## What needs to be done
Among the lines of these entries, how many hold the word "this"? State only the number.

## Records provided
------------------------------------------------------------
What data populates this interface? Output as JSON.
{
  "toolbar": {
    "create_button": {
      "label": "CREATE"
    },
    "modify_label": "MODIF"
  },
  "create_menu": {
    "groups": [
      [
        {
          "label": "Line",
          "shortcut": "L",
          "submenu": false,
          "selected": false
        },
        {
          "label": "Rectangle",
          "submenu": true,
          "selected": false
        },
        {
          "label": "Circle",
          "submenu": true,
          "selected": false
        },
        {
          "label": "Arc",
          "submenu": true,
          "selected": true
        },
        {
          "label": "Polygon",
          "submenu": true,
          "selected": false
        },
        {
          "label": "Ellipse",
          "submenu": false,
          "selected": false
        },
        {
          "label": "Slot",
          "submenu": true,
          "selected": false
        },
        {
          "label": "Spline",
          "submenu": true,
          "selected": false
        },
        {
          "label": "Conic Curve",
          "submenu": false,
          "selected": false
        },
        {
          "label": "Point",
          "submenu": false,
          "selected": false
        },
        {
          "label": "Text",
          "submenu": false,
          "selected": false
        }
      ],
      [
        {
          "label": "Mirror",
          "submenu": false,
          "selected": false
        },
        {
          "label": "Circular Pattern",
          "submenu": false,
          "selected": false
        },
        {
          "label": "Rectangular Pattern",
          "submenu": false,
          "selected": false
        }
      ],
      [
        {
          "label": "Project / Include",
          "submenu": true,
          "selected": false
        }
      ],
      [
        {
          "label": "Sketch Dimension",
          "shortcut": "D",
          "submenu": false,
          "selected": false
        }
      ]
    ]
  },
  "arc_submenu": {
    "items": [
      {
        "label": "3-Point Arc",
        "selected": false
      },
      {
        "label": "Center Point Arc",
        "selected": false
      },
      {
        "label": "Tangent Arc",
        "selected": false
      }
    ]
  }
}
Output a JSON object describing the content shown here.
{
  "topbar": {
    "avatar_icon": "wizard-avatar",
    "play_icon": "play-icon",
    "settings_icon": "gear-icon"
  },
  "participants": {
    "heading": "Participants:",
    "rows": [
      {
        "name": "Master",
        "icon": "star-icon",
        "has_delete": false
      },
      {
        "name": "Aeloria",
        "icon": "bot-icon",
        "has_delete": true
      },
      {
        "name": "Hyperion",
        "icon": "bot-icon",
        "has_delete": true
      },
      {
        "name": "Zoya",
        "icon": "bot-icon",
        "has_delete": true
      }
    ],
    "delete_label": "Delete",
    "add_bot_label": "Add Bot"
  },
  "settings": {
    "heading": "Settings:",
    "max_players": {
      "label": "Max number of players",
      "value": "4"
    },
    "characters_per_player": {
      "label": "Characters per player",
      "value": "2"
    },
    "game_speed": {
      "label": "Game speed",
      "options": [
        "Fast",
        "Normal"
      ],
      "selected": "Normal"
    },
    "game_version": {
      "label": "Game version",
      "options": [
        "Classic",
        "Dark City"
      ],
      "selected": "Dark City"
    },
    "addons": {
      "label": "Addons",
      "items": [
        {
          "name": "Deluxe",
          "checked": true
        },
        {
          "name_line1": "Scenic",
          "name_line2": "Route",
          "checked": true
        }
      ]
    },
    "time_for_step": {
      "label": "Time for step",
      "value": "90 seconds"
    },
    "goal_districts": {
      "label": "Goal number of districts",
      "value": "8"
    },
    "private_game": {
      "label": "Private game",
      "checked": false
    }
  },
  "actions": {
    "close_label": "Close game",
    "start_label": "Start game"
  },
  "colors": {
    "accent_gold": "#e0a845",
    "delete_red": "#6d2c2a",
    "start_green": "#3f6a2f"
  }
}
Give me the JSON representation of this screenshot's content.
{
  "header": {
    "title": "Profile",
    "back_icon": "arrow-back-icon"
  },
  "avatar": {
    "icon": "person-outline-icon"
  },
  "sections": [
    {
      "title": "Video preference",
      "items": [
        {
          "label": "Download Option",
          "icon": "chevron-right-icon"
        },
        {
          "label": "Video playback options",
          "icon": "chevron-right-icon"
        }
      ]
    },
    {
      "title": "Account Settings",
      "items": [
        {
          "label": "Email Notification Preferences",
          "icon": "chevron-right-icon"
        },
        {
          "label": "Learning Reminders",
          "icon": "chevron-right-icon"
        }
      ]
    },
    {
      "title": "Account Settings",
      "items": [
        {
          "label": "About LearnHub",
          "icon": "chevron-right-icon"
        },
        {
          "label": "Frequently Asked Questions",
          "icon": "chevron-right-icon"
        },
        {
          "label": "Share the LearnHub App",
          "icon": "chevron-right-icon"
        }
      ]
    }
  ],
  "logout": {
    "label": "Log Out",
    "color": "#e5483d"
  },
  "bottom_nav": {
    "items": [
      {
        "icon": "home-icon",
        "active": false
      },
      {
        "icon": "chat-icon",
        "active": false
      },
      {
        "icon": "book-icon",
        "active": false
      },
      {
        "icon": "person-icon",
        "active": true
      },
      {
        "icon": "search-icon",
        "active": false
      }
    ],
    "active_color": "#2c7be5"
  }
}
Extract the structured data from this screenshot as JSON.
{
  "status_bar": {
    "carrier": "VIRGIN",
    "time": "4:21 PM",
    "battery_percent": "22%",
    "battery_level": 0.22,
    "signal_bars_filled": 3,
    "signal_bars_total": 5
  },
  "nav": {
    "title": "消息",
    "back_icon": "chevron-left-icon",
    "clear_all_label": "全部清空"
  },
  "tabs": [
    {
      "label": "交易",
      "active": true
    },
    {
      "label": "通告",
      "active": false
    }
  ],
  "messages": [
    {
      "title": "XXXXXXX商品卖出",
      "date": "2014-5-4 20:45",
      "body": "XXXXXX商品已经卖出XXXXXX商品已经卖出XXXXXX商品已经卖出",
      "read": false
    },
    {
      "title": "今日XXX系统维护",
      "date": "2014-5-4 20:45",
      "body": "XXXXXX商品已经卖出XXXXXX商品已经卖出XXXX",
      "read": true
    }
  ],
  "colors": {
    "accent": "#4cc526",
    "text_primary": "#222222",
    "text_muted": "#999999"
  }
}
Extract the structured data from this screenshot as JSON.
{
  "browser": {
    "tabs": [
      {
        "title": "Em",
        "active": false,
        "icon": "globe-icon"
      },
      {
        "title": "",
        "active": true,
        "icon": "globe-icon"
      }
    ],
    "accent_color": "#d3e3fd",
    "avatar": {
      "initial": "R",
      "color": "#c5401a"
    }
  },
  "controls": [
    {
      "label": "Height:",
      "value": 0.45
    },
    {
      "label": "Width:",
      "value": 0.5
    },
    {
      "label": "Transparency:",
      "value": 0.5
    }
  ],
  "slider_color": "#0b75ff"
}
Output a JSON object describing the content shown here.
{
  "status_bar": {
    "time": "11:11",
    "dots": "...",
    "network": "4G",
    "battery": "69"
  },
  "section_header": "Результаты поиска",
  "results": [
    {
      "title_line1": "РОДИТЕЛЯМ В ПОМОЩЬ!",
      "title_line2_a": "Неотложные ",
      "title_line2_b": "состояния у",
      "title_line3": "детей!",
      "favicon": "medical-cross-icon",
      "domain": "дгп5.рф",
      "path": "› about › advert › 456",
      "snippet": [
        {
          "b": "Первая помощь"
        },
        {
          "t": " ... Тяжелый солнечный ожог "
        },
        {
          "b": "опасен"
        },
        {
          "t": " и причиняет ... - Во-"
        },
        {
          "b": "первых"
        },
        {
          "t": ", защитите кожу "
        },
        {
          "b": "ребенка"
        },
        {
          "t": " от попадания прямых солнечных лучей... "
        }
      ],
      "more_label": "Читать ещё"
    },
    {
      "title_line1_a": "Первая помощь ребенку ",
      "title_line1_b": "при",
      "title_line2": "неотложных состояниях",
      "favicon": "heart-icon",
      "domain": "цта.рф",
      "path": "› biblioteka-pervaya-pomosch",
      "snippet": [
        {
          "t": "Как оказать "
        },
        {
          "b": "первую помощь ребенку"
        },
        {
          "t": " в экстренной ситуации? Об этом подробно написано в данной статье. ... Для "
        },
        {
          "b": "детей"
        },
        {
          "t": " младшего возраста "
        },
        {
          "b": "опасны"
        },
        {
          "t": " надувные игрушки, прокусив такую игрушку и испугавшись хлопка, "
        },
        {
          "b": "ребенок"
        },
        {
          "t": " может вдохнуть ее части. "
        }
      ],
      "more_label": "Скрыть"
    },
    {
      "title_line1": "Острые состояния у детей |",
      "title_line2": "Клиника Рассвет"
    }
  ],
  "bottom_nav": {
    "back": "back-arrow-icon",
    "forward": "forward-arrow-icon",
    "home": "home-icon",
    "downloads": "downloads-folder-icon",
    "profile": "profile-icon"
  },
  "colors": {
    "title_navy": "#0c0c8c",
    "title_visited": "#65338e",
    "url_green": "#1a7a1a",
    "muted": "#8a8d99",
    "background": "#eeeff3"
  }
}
------------------------------------------------------------
## Full response
4